◆ What the exercise asks ◆
Output solely the number of lines containing the string "Vase".

◆ Task input ◆
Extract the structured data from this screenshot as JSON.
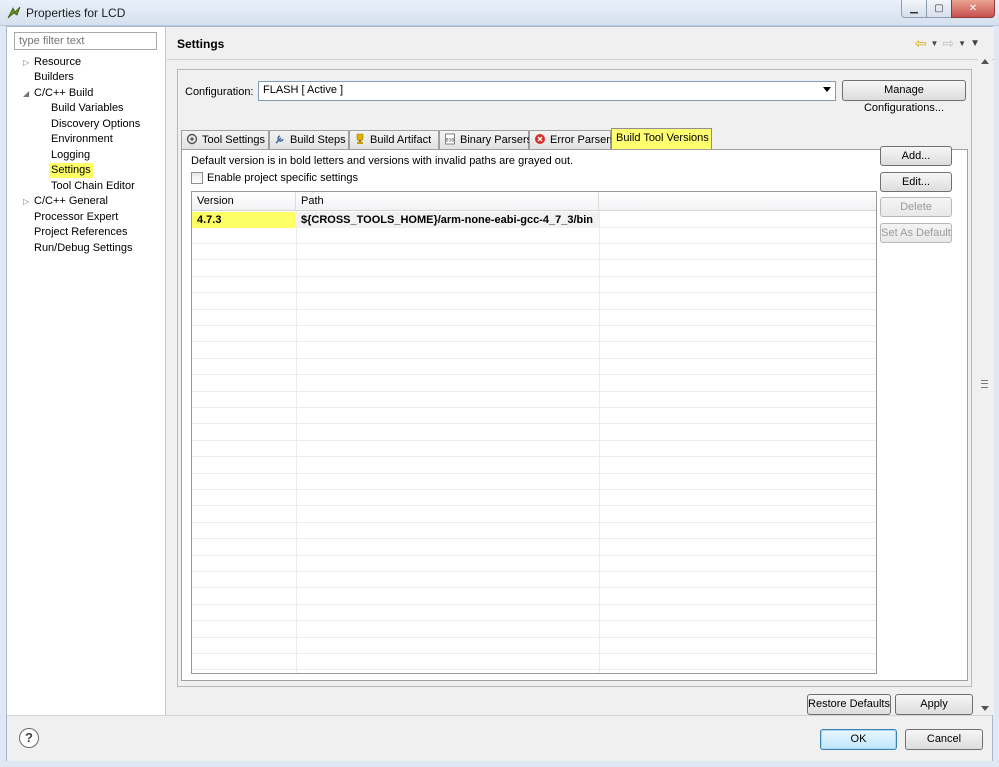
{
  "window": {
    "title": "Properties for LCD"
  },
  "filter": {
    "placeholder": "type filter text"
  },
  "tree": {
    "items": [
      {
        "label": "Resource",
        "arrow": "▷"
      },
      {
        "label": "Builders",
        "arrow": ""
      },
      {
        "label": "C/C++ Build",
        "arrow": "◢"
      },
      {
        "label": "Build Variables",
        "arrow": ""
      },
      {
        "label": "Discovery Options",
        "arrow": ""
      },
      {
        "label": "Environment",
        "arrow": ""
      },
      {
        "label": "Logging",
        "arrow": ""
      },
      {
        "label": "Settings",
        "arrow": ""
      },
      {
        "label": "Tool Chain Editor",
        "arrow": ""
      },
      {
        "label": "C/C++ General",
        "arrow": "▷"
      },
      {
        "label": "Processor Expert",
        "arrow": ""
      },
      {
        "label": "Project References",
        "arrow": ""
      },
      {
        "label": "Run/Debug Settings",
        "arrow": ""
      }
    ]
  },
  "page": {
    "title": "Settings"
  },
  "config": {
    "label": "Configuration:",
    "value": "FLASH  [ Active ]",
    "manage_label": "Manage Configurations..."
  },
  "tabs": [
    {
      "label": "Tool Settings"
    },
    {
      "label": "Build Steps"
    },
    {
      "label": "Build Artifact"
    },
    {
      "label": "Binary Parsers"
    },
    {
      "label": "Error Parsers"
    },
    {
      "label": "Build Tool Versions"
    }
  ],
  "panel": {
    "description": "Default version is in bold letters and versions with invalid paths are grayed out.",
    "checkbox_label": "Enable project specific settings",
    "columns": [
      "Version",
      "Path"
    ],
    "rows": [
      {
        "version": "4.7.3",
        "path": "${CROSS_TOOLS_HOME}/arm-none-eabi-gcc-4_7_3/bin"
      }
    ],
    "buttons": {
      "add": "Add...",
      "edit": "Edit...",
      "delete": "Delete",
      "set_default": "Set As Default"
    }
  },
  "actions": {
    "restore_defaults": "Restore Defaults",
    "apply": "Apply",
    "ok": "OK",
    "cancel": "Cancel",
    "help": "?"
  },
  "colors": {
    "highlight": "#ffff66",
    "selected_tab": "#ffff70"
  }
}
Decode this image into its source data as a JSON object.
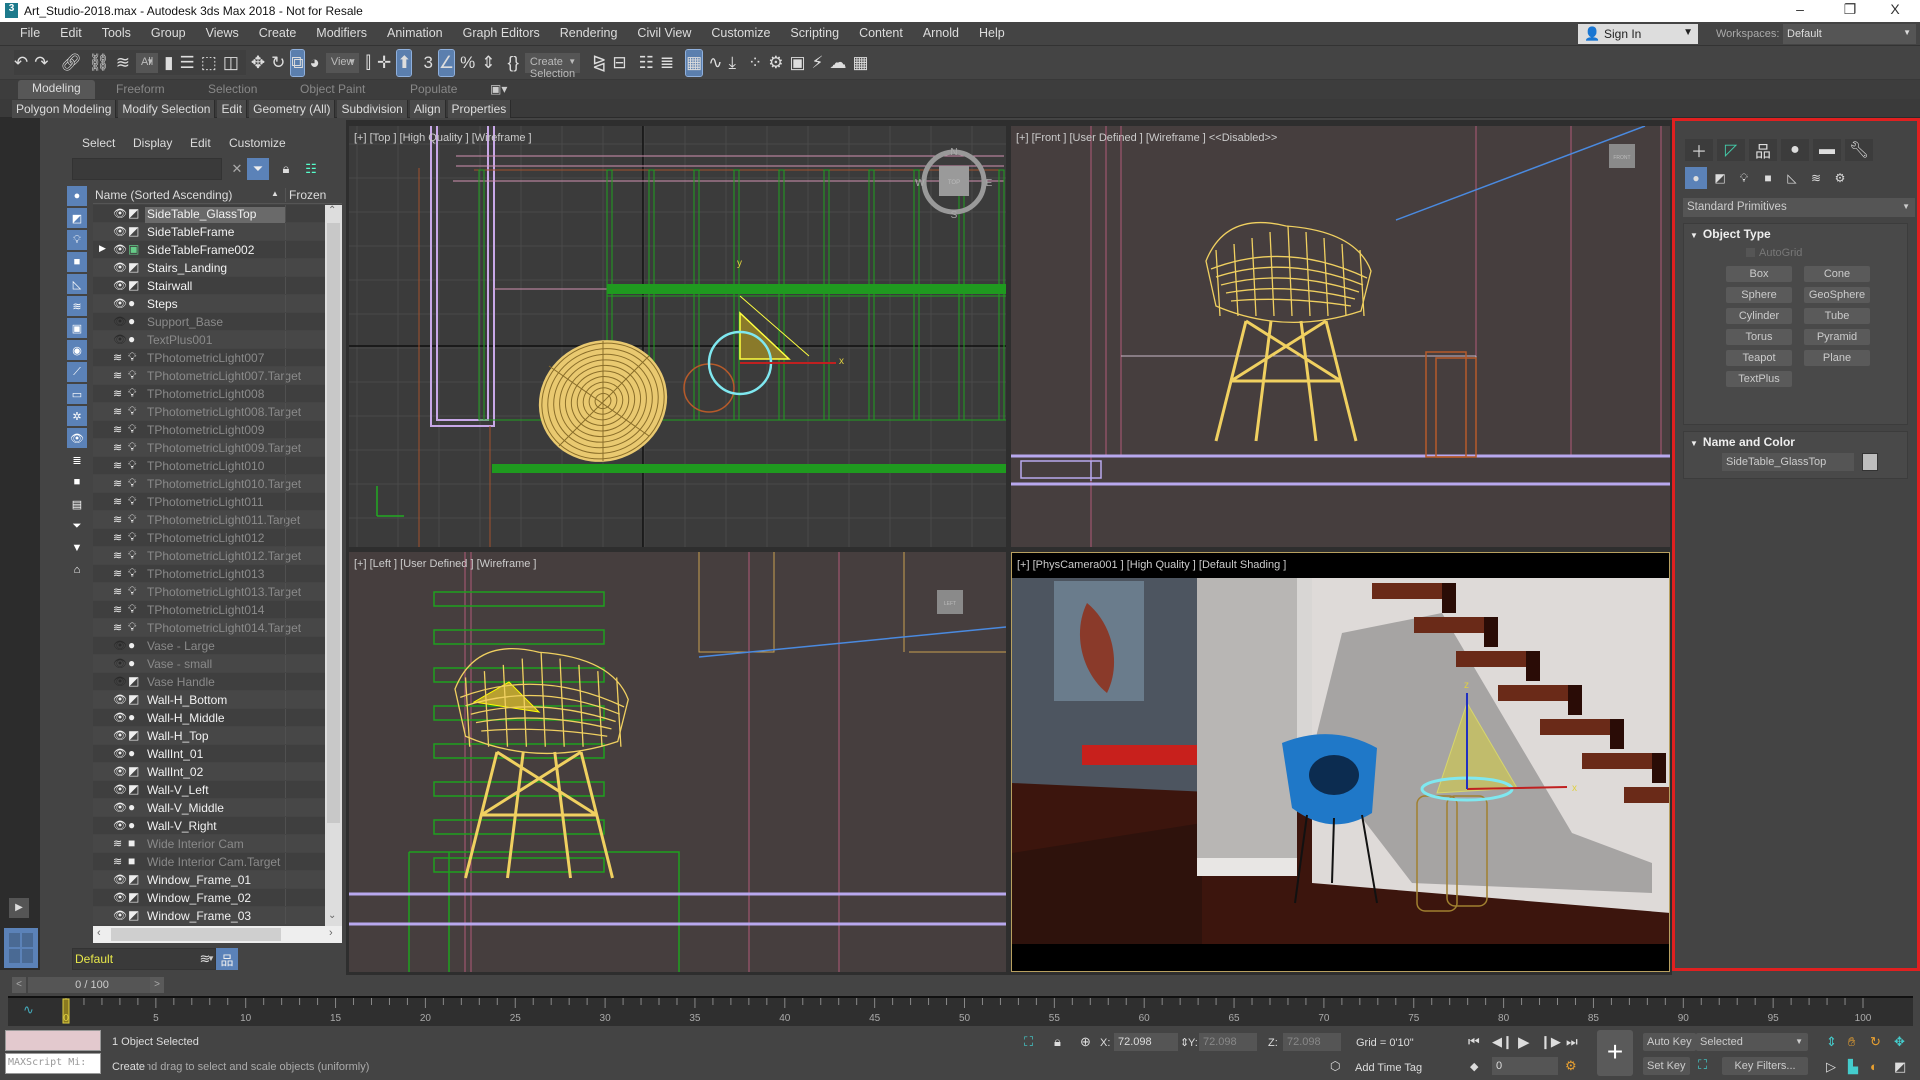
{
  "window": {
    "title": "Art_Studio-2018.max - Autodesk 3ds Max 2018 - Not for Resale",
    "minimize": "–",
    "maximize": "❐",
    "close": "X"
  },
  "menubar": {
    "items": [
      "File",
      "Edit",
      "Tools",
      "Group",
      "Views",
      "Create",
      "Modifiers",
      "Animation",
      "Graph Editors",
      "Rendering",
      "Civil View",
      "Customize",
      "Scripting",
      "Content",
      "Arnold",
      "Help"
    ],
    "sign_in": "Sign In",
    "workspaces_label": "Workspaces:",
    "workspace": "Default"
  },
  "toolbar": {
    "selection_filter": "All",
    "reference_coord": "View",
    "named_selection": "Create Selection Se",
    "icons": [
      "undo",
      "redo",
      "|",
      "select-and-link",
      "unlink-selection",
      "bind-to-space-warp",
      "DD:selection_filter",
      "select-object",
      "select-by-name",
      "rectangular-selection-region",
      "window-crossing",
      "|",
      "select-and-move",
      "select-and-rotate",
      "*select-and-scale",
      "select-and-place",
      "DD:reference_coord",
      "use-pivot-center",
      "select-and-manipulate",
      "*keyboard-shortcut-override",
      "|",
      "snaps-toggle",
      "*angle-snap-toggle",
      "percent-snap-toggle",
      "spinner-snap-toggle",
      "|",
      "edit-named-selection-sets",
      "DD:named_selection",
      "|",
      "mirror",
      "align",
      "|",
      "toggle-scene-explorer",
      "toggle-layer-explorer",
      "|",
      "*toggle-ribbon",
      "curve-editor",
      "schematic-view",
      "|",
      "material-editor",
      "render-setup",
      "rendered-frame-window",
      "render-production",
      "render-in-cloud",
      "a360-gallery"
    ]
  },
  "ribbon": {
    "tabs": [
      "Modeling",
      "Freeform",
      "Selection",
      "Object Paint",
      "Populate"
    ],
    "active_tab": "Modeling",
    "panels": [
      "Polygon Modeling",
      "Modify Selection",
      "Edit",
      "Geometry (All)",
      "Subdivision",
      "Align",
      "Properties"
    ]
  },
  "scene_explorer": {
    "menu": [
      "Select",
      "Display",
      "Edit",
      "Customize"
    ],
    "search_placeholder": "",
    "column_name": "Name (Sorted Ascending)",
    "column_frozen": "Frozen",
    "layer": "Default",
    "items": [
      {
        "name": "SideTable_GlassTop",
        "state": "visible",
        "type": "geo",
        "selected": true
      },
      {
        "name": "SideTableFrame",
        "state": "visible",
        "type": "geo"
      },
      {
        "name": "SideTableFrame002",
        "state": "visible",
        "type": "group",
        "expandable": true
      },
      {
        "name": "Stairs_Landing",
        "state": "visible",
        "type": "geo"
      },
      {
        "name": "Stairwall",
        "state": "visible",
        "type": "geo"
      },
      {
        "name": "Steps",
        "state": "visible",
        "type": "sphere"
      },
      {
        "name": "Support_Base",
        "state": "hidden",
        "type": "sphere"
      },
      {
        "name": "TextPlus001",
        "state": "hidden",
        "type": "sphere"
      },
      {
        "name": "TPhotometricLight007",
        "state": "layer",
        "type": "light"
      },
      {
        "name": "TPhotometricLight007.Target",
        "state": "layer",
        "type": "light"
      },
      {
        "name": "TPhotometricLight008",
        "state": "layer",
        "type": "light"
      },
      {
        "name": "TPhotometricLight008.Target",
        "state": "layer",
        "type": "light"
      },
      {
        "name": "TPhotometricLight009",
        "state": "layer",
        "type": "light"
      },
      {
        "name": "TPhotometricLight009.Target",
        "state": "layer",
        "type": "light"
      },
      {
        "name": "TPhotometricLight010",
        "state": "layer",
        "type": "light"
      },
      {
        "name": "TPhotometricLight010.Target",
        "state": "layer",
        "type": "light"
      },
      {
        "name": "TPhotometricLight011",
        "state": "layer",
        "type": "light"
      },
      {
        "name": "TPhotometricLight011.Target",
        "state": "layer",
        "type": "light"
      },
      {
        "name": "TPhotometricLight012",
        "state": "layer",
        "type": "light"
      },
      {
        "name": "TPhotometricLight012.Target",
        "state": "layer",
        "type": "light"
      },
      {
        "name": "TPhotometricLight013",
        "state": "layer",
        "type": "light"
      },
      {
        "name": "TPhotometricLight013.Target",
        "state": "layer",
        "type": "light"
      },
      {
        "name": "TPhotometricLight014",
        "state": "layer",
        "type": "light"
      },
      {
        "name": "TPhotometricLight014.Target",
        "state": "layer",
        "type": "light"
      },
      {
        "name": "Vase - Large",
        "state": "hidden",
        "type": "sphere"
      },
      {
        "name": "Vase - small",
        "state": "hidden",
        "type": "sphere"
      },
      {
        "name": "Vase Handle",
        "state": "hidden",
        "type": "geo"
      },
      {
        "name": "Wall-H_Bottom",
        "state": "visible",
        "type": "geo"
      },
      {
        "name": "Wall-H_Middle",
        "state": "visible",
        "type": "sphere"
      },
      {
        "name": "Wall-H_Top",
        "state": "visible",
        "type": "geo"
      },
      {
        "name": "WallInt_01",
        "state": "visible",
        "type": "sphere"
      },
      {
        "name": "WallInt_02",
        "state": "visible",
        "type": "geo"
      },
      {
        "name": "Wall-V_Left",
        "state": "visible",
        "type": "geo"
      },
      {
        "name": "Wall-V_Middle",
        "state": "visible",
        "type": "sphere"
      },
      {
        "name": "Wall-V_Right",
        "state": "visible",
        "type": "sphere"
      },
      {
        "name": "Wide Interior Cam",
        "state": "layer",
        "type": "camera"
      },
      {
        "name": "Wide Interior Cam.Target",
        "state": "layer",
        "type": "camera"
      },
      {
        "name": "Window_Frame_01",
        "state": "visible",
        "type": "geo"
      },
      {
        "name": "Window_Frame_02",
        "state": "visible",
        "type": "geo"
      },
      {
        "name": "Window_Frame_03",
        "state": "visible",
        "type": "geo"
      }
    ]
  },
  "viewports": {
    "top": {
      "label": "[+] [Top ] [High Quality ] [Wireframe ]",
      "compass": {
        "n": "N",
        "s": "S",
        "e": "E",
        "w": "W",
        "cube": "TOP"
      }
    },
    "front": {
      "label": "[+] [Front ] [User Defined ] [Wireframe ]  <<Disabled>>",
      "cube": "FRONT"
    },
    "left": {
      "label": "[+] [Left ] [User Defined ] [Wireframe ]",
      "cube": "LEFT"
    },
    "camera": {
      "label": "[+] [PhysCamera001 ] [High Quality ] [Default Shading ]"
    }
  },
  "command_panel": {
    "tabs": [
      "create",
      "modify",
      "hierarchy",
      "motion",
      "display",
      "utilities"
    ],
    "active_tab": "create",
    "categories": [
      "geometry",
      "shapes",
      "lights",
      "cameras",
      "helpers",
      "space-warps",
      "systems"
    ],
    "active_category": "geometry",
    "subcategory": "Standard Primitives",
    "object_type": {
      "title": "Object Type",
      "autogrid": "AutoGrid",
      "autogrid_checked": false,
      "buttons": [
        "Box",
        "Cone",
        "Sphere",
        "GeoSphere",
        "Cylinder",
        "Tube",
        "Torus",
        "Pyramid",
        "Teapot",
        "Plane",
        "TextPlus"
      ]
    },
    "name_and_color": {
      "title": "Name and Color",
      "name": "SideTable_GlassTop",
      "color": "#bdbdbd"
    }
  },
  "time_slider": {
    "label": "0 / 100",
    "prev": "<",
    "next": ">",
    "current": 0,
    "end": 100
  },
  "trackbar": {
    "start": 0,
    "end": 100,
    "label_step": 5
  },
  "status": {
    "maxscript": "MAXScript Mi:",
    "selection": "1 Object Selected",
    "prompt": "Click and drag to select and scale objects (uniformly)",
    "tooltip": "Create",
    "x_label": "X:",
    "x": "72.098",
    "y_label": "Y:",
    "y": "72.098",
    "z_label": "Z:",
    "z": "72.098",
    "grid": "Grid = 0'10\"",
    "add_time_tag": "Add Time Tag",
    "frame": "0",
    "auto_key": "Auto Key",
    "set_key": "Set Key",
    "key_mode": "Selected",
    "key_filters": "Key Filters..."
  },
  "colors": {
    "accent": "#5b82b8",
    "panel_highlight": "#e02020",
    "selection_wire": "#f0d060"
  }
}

◆ Final result ◆
3